## [Task brief]
Do not copy the pictures; transcribe all other material exactly.

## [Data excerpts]
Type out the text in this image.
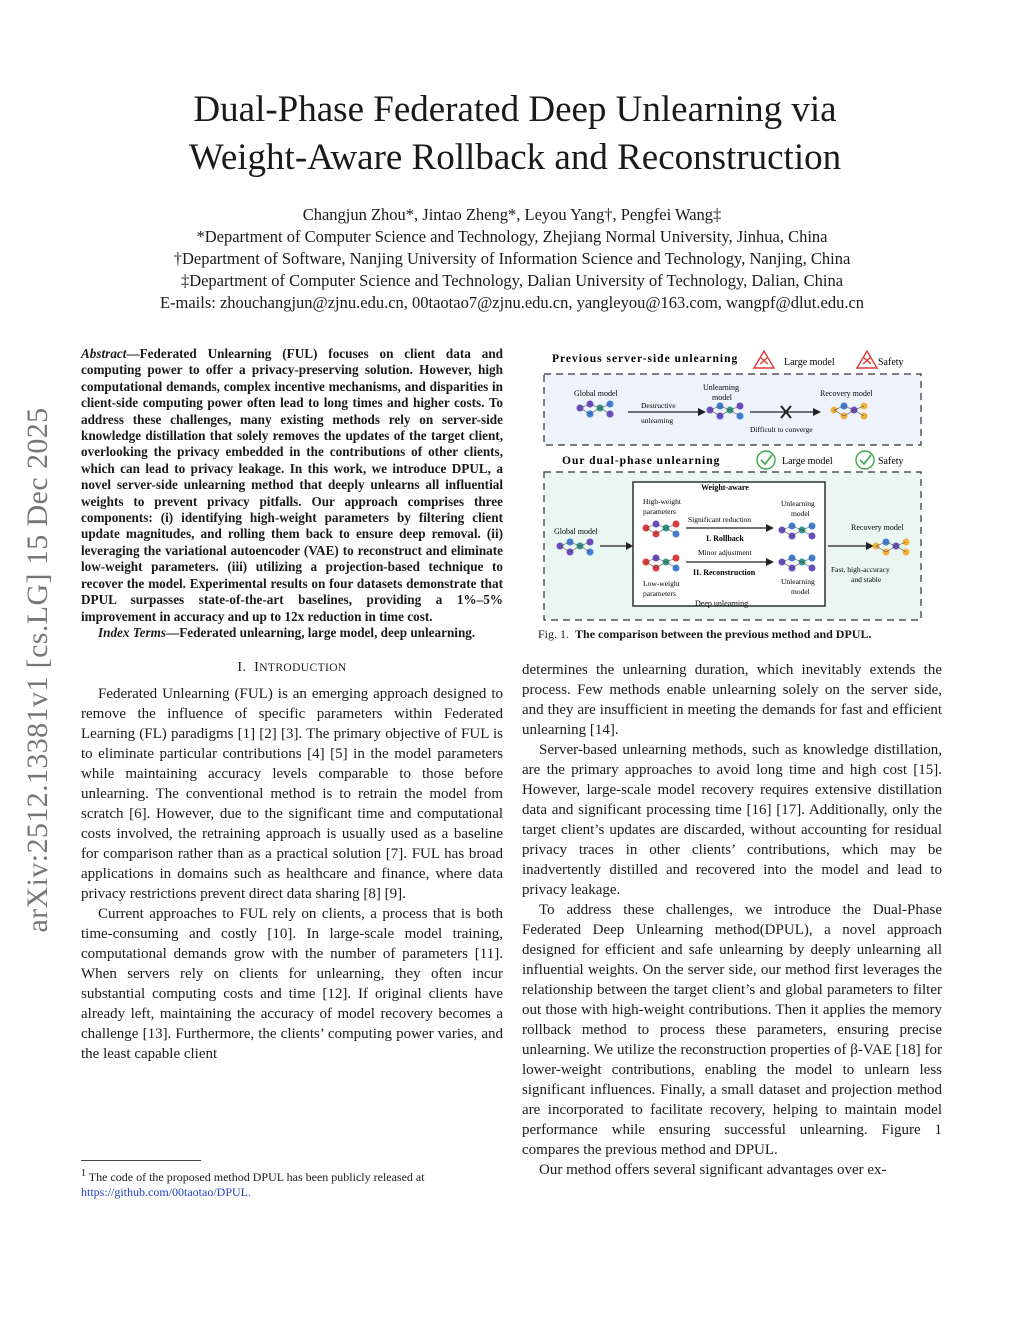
arXiv:2512.13381v1 [cs.LG] 15 Dec 2025
Dual-Phase Federated Deep Unlearning via
Weight-Aware Rollback and Reconstruction
Changjun Zhou*, Jintao Zheng*, Leyou Yang†, Pengfei Wang‡
*Department of Computer Science and Technology, Zhejiang Normal University, Jinhua, China
†Department of Software, Nanjing University of Information Science and Technology, Nanjing, China
‡Department of Computer Science and Technology, Dalian University of Technology, Dalian, China
E-mails: zhouchangjun@zjnu.edu.cn, 00taotao7@zjnu.edu.cn, yangleyou@163.com, wangpf@dlut.edu.cn

Abstract—Federated Unlearning (FUL) focuses on client data and computing power to offer a privacy-preserving solution. However, high computational demands, complex incentive mechanisms, and disparities in client-side computing power often lead to long times and higher costs. To address these challenges, many existing methods rely on server-side knowledge distillation that solely removes the updates of the target client, overlooking the privacy embedded in the contributions of other clients, which can lead to privacy leakage. In this work, we introduce DPUL, a novel server-side unlearning method that deeply unlearns all influential weights to prevent privacy pitfalls. Our approach comprises three components: (i) identifying high-weight parameters by filtering client update magnitudes, and rolling them back to ensure deep removal. (ii) leveraging the variational autoencoder (VAE) to reconstruct and eliminate low-weight parameters. (iii) utilizing a projection-based technique to recover the model. Experimental results on four datasets demonstrate that DPUL surpasses state-of-the-art baselines, providing a 1%–5% improvement in accuracy and up to 12x reduction in time cost.

Index Terms—Federated unlearning, large model, deep unlearning.

I. INTRODUCTION

Federated Unlearning (FUL) is an emerging approach designed to remove the influence of specific parameters within Federated Learning (FL) paradigms [1] [2] [3]. The primary objective of FUL is to eliminate particular contributions [4] [5] in the model parameters while maintaining accuracy levels comparable to those before unlearning. The conventional method is to retrain the model from scratch [6]. However, due to the significant time and computational costs involved, the retraining approach is usually used as a baseline for comparison rather than as a practical solution [7]. FUL has broad applications in domains such as healthcare and finance, where data privacy restrictions prevent direct data sharing [8] [9].

Current approaches to FUL rely on clients, a process that is both time-consuming and costly [10]. In large-scale model training, computational demands grow with the number of parameters [11]. When servers rely on clients for unlearning, they often incur substantial computing costs and time [12]. If original clients have already left, maintaining the accuracy of model recovery becomes a challenge [13]. Furthermore, the clients’ computing power varies, and the least capable client

$^1$ The code of the proposed method DPUL has been publicly released at https://github.com/00taotao/DPUL.
Previous server-side unlearning	Large model	Safety
Global model
Destructive
unlearning
Unlearning
model
Difficult to converge
Recovery model
Our dual-phase unlearning	Large model	Safety
Global model
Weight-aware
High-weight
parameters
Significant reduction
I. Rollback
Unlearning
model
Minor adjustment
II. Reconstruction
Low-weight
parameters
Unlearning
model
Deep unlearning
Recovery model
Fast, high-accuracy
and stable
Fig. 1. The comparison between the previous method and DPUL.

determines the unlearning duration, which inevitably extends the process. Few methods enable unlearning solely on the server side, and they are insufficient in meeting the demands for fast and efficient unlearning [14].

Server-based unlearning methods, such as knowledge distillation, are the primary approaches to avoid long time and high cost [15]. However, large-scale model recovery requires extensive distillation data and significant processing time [16] [17]. Additionally, only the target client’s updates are discarded, without accounting for residual privacy traces in other clients’ contributions, which may be inadvertently distilled and recovered into the model and lead to privacy leakage.

To address these challenges, we introduce the Dual-Phase Federated Deep Unlearning method(DPUL), a novel approach designed for efficient and safe unlearning by deeply unlearning all influential weights. On the server side, our method first leverages the relationship between the target client’s and global parameters to filter out those with high-weight contributions. Then it applies the memory rollback method to process these parameters, ensuring precise unlearning. We utilize the reconstruction properties of β-VAE [18] for lower-weight contributions, enabling the model to unlearn less significant influences. Finally, a small dataset and projection method are incorporated to facilitate recovery, helping to maintain model performance while ensuring successful unlearning. Figure 1 compares the previous method and DPUL.

Our method offers several significant advantages over ex-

## [Answer below]
Type out the text in this image.
arXiv:2512.13381v1 [cs.LG] 15 Dec 2025
Dual-Phase Federated Deep Unlearning via
Weight-Aware Rollback and Reconstruction
Changjun Zhou*, Jintao Zheng*, Leyou Yang†, Pengfei Wang‡
*Department of Computer Science and Technology, Zhejiang Normal University, Jinhua, China
†Department of Software, Nanjing University of Information Science and Technology, Nanjing, China
‡Department of Computer Science and Technology, Dalian University of Technology, Dalian, China
E-mails: zhouchangjun@zjnu.edu.cn, 00taotao7@zjnu.edu.cn, yangleyou@163.com, wangpf@dlut.edu.cn

Abstract—Federated Unlearning (FUL) focuses on client data and computing power to offer a privacy-preserving solution. However, high computational demands, complex incentive mechanisms, and disparities in client-side computing power often lead to long times and higher costs. To address these challenges, many existing methods rely on server-side knowledge distillation that solely removes the updates of the target client, overlooking the privacy embedded in the contributions of other clients, which can lead to privacy leakage. In this work, we introduce DPUL, a novel server-side unlearning method that deeply unlearns all influential weights to prevent privacy pitfalls. Our approach comprises three components: (i) identifying high-weight parameters by filtering client update magnitudes, and rolling them back to ensure deep removal. (ii) leveraging the variational autoencoder (VAE) to reconstruct and eliminate low-weight parameters. (iii) utilizing a projection-based technique to recover the model. Experimental results on four datasets demonstrate that DPUL surpasses state-of-the-art baselines, providing a 1%–5% improvement in accuracy and up to 12x reduction in time cost.

Index Terms—Federated unlearning, large model, deep unlearning.

I. INTRODUCTION

Federated Unlearning (FUL) is an emerging approach designed to remove the influence of specific parameters within Federated Learning (FL) paradigms [1] [2] [3]. The primary objective of FUL is to eliminate particular contributions [4] [5] in the model parameters while maintaining accuracy levels comparable to those before unlearning. The conventional method is to retrain the model from scratch [6]. However, due to the significant time and computational costs involved, the retraining approach is usually used as a baseline for comparison rather than as a practical solution [7]. FUL has broad applications in domains such as healthcare and finance, where data privacy restrictions prevent direct data sharing [8] [9].

Current approaches to FUL rely on clients, a process that is both time-consuming and costly [10]. In large-scale model training, computational demands grow with the number of parameters [11]. When servers rely on clients for unlearning, they often incur substantial computing costs and time [12]. If original clients have already left, maintaining the accuracy of model recovery becomes a challenge [13]. Furthermore, the clients’ computing power varies, and the least capable client

$^1$ The code of the proposed method DPUL has been publicly released at https://github.com/00taotao/DPUL.
Previous server-side unlearning	Large model	Safety
Global model
Destructive
unlearning
Unlearning
model
Difficult to converge
Recovery model
Our dual-phase unlearning	Large model	Safety
Global model
Weight-aware
High-weight
parameters
Significant reduction
I. Rollback
Unlearning
model
Minor adjustment
II. Reconstruction
Low-weight
parameters
Unlearning
model
Deep unlearning
Recovery model
Fast, high-accuracy
and stable
Fig. 1. The comparison between the previous method and DPUL.

determines the unlearning duration, which inevitably extends the process. Few methods enable unlearning solely on the server side, and they are insufficient in meeting the demands for fast and efficient unlearning [14].

Server-based unlearning methods, such as knowledge distillation, are the primary approaches to avoid long time and high cost [15]. However, large-scale model recovery requires extensive distillation data and significant processing time [16] [17]. Additionally, only the target client’s updates are discarded, without accounting for residual privacy traces in other clients’ contributions, which may be inadvertently distilled and recovered into the model and lead to privacy leakage.

To address these challenges, we introduce the Dual-Phase Federated Deep Unlearning method(DPUL), a novel approach designed for efficient and safe unlearning by deeply unlearning all influential weights. On the server side, our method first leverages the relationship between the target client’s and global parameters to filter out those with high-weight contributions. Then it applies the memory rollback method to process these parameters, ensuring precise unlearning. We utilize the reconstruction properties of β-VAE [18] for lower-weight contributions, enabling the model to unlearn less significant influences. Finally, a small dataset and projection method are incorporated to facilitate recovery, helping to maintain model performance while ensuring successful unlearning. Figure 1 compares the previous method and DPUL.

Our method offers several significant advantages over ex-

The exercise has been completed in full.